## Working data
• • • • • • •

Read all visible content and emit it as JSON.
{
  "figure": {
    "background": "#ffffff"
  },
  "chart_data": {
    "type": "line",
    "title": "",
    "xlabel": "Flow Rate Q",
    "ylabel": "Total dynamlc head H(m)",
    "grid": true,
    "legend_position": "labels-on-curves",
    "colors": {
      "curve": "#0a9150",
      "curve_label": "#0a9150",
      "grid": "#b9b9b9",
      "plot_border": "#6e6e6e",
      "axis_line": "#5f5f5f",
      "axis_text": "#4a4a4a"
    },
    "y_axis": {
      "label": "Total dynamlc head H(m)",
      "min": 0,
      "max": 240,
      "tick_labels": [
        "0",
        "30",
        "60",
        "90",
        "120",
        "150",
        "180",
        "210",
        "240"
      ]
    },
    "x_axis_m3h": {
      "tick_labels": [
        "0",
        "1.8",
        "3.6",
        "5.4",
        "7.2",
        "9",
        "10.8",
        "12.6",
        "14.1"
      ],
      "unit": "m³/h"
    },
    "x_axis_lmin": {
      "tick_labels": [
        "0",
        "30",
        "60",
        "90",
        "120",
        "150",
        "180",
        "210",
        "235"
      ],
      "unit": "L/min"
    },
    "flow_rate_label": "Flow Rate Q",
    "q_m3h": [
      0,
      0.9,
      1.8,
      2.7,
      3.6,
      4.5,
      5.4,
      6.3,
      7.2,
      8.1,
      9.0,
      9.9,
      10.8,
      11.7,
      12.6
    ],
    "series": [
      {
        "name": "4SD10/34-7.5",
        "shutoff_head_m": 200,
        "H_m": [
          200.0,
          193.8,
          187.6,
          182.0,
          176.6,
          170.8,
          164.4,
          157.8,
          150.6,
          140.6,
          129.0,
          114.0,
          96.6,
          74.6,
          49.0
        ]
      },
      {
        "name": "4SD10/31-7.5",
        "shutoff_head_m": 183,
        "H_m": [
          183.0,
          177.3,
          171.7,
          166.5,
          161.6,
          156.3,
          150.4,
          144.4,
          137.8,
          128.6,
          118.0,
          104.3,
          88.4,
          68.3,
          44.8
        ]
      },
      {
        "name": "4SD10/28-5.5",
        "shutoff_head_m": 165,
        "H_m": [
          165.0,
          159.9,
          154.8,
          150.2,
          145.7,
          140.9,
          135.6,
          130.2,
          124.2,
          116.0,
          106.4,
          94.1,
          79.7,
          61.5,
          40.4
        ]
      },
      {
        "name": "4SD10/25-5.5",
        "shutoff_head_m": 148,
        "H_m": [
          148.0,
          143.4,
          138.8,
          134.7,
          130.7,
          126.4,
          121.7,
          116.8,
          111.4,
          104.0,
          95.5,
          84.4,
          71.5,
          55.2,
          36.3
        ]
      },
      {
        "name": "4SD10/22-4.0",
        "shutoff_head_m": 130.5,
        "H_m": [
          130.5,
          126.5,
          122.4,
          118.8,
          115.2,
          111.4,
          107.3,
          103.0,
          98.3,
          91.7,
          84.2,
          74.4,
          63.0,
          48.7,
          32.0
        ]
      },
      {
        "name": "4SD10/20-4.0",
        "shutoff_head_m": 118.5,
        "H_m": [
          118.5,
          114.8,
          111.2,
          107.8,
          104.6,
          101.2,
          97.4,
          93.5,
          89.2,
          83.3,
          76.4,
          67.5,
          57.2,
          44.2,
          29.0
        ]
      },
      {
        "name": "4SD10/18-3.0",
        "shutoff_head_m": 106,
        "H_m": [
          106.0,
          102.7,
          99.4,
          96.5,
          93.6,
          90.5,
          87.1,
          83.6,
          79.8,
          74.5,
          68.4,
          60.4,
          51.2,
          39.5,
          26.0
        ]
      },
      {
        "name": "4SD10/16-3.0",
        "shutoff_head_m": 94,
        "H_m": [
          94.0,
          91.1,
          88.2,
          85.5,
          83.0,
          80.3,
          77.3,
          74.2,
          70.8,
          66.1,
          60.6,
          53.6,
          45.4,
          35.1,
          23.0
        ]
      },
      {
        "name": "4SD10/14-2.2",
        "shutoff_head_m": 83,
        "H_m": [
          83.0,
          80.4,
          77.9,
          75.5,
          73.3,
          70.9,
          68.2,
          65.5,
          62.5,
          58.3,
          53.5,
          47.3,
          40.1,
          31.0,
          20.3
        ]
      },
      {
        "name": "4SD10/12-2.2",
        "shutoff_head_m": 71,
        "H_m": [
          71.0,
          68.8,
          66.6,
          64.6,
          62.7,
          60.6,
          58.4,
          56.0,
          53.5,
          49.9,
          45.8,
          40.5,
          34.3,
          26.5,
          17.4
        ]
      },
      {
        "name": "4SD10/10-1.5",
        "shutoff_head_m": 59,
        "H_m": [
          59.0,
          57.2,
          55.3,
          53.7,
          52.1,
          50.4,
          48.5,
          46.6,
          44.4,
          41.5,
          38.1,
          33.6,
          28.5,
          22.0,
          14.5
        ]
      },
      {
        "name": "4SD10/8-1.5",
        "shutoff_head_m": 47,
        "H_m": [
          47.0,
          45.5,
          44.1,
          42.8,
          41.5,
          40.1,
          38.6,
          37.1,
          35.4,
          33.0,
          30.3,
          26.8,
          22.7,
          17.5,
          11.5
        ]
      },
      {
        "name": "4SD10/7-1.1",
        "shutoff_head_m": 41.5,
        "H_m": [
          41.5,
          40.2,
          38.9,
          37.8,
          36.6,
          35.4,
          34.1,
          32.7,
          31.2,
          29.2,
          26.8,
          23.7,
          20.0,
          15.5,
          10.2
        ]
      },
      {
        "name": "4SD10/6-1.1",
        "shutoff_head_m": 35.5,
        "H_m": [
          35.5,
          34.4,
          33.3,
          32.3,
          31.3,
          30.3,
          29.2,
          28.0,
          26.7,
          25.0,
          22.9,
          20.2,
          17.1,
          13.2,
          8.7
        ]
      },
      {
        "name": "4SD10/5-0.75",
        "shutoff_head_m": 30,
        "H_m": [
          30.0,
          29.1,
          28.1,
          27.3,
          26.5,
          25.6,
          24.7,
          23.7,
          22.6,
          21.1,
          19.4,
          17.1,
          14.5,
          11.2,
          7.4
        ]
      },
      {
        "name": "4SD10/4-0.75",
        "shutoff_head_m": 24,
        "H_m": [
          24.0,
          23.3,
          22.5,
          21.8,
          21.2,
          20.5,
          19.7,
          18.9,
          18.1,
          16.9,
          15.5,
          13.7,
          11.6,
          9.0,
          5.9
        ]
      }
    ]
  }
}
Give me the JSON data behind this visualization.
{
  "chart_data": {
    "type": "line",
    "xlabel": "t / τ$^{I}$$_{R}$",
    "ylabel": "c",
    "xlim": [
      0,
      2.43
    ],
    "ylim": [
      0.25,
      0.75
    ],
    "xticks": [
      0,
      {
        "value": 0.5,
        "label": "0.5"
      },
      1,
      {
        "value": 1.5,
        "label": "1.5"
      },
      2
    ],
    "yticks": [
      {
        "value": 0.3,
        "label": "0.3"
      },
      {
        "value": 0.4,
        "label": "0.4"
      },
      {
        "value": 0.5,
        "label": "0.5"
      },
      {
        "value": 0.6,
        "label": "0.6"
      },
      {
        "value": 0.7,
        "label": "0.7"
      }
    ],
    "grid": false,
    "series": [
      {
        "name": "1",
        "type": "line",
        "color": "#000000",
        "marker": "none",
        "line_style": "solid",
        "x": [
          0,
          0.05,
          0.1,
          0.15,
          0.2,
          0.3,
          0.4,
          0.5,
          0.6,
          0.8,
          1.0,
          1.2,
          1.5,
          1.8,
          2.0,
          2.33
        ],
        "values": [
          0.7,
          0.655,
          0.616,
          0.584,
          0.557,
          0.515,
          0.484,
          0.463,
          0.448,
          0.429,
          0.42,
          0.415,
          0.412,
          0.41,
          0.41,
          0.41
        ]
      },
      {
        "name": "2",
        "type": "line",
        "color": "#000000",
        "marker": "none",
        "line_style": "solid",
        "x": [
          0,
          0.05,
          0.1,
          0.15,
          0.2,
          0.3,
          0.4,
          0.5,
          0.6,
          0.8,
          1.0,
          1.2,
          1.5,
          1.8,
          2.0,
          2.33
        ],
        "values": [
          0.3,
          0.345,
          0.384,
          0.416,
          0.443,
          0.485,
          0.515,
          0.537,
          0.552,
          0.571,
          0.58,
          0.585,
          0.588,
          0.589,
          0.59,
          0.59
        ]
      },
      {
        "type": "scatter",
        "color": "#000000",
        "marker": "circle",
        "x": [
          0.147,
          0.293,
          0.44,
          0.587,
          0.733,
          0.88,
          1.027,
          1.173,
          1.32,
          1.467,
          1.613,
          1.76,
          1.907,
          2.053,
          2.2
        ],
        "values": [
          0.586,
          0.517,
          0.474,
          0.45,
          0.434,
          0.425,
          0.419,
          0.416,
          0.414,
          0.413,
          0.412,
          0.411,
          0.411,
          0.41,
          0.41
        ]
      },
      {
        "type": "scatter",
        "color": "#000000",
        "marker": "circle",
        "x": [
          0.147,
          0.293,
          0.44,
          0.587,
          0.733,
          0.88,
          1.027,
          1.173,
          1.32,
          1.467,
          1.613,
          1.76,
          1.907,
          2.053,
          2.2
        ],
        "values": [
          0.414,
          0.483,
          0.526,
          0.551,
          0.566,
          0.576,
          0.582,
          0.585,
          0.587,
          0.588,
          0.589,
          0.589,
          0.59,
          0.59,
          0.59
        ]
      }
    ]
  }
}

• • • • • • •

Copy each line of the data above that holds "ylabel".

## Solution
    "ylabel": "Total dynamlc head H(m)",
    "ylabel": "c",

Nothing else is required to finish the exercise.